Six years have passed since "The X-Files" went off the air after nine seasons; fans agree that it left with a whimper rather than a bang, and ten years have passed since the first and only feature film. So the question of the day is: why a sequel? Why now? But perhaps a better question is "why not?" The fact is that FBI special agents Fox Mulder (David Duchovny) and Dana Scully (Gillian Anderson) always had vats of chemistry; they arguably outstripped and outranked any other male-female couple in the history of television. Their pairing was perfect: Mulder believed -- or wanted to believe -- in the supernatural while Scully was a scientist, a doctor and a Catholic who believed in God but looked for reasonable, logical explanations in everything. In each episode, the team was called in to investigate some kind of paranormal activity, and they debated and discussed the various possibilities behind each. In the end, hardly anything was ever proved or disproved.

The show kept viewers hooked via Mulder and Scully's underlying sexual tension -- would they ever kiss? -- and through increasingly complicated, twisty, cliffhanging storylines. Every so often, viewers would get a break with self-contained, often funny episodes interspersed between the "mythology" episodes. When the first movie, The X-Files (1998), opened, fans expected it to help solve some of the long-standing puzzles. It kinda did and kinda didn't, but it at least succeeded in leaving fans wanting more. The new movie, entitled The X-Files: I Want to Believe, comes with no such expectations. Mulder and Scully are already together, and the show already explored Scully's acceptance (more or less) of the possibility of supernatural occurrences. So, like The Thin Man series from the 1930s and 1940s, which also had a remarkable male-female crime-fighting team (sort of), the series just keeps going, because it can. And even if it runs out of steam and each progressive entry gets weaker and weaker, at least you still have that great chemistry to play with.

### PROMPT 1
In the X-Files film review, what is the title of the new movie?
### PROMPT 2
Write the next part of the X-Files film review, picking up after its final sentence.

(Collected data entries)
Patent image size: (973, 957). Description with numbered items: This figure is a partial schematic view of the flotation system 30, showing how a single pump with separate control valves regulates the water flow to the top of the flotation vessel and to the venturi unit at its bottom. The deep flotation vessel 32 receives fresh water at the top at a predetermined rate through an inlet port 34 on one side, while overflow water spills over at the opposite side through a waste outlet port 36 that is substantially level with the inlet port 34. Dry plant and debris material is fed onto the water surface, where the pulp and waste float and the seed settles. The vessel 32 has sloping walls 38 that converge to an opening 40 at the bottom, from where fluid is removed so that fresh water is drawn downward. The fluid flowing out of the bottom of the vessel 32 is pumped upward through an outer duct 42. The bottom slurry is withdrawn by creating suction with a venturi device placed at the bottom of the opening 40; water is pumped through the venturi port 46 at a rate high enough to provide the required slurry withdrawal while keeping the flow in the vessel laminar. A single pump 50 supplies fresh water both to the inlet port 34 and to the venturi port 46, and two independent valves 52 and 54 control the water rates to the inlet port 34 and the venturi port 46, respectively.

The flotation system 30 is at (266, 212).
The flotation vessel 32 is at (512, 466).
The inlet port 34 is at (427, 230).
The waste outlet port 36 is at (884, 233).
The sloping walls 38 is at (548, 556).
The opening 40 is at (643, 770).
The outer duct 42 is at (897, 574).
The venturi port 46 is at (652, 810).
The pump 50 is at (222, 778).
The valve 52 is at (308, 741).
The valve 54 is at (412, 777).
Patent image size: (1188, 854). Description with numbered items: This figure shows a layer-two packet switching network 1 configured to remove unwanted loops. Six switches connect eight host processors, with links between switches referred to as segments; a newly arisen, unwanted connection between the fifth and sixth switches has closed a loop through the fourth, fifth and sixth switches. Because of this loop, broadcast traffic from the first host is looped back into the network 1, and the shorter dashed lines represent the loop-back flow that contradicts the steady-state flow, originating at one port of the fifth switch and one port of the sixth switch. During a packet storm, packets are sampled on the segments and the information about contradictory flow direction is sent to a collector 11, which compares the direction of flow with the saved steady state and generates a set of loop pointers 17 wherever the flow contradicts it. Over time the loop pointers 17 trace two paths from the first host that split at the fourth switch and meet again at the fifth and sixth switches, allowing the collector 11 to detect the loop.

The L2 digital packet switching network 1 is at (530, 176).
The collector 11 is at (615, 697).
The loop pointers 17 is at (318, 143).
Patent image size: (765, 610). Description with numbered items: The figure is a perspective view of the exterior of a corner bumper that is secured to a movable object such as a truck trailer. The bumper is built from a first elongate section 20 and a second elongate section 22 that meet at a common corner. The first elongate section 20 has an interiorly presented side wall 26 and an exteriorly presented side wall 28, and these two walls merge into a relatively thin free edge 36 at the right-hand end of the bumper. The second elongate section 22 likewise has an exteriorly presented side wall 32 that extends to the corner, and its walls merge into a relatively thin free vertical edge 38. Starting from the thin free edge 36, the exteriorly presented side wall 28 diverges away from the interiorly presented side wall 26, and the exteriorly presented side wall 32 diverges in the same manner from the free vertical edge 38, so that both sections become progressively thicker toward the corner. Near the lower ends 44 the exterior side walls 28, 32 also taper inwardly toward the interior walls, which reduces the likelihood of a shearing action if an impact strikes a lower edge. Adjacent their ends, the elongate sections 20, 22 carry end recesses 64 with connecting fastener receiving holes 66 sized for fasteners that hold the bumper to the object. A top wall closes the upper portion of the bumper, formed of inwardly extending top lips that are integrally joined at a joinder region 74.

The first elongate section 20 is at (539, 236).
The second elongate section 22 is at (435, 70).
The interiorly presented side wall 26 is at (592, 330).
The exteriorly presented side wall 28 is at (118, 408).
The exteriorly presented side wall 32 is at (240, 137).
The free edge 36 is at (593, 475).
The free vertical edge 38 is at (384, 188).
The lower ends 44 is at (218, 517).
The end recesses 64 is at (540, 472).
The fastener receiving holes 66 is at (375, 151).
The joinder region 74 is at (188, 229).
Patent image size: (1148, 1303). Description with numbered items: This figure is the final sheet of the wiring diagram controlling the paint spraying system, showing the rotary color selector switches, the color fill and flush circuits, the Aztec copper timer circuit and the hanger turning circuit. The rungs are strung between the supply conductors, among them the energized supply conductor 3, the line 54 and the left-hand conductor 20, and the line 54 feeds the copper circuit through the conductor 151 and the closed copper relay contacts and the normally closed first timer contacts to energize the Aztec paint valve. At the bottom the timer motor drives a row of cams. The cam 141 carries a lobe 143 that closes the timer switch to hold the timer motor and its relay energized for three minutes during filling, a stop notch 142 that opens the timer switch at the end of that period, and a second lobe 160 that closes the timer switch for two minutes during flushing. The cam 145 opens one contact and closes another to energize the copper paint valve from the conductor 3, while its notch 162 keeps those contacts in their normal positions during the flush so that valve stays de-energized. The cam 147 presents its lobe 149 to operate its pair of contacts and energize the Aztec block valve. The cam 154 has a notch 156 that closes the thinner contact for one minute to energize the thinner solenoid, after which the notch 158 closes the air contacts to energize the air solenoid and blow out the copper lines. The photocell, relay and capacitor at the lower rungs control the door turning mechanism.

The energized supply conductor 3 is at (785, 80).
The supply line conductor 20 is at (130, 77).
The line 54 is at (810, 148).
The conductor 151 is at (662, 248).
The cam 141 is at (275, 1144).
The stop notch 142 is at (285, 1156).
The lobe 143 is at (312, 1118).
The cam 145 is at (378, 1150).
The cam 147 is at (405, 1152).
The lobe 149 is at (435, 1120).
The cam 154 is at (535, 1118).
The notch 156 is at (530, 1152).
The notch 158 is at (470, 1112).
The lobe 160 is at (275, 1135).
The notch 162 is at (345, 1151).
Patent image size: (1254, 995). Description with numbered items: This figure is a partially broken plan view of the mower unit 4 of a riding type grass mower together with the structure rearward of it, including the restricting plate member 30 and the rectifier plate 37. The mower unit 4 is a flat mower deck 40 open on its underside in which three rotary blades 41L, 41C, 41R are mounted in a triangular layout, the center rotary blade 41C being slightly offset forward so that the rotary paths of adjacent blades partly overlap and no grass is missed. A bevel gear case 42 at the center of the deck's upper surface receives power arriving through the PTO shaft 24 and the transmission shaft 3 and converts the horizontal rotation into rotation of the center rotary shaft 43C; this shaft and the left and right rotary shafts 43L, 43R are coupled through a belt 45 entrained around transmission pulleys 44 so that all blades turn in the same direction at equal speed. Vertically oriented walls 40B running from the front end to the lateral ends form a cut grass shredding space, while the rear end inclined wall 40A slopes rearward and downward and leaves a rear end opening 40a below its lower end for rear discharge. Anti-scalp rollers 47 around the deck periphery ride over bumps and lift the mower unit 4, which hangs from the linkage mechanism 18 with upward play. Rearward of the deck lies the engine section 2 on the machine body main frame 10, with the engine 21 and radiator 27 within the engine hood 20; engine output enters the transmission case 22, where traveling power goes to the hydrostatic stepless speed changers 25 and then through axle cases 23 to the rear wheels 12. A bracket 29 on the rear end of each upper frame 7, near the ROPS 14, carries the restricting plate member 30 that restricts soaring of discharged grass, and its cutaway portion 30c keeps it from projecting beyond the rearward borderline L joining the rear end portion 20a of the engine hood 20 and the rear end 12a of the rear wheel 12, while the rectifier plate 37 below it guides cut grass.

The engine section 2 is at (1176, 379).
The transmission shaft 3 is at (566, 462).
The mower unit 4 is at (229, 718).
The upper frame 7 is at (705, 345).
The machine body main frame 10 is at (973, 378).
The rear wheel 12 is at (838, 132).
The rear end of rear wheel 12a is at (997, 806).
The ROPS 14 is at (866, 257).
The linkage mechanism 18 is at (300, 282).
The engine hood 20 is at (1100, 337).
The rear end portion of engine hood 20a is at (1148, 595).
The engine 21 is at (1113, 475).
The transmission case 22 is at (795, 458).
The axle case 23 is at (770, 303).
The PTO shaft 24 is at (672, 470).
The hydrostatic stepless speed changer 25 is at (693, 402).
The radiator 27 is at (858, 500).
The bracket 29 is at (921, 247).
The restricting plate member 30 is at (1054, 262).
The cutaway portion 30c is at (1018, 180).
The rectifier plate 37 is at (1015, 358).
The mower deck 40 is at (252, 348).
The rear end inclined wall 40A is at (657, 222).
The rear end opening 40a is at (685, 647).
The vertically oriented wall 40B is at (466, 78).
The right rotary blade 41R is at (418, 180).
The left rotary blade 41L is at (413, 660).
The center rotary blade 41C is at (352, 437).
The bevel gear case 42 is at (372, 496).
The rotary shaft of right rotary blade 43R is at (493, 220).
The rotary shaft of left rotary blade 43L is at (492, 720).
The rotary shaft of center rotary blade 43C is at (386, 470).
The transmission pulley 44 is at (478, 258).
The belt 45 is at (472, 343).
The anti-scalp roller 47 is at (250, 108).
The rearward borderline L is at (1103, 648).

### ANSWER SPACE 1
The X-Files: I Want to Believe

### ANSWER SPACE 2
The X-Files: I Want to Believe begins with a mysterious prologue, showing two scenes intercut from two different time periods. A woman is abducted from her garage, while a psychic with long, shaggy gray hair leads a team of FBI agents to a severed arm buried in the snow. Scully is retired from the FBI and now works full-time as a doctor. Her current patient is a young boy (Marco Niccoli) with a supposedly incurable brain disease. Mulder, meanwhile, whiles away the hours squirreled away in a back room of Scully's house, clipping interesting newspaper articles and eating sunflower seeds. (He has also grown a beard and now sleeps with Scully, although they're not married.) Agent Dakota Whitney (Amanda Peet) interrupts this routine by recruiting Mulder for her case. If he can determine the reliability of the psychic, she can clear him of all his outstanding charges. Her partner, Mosley Drummy (Alvin 'Xzibit' Joiner) disagrees with her judgment.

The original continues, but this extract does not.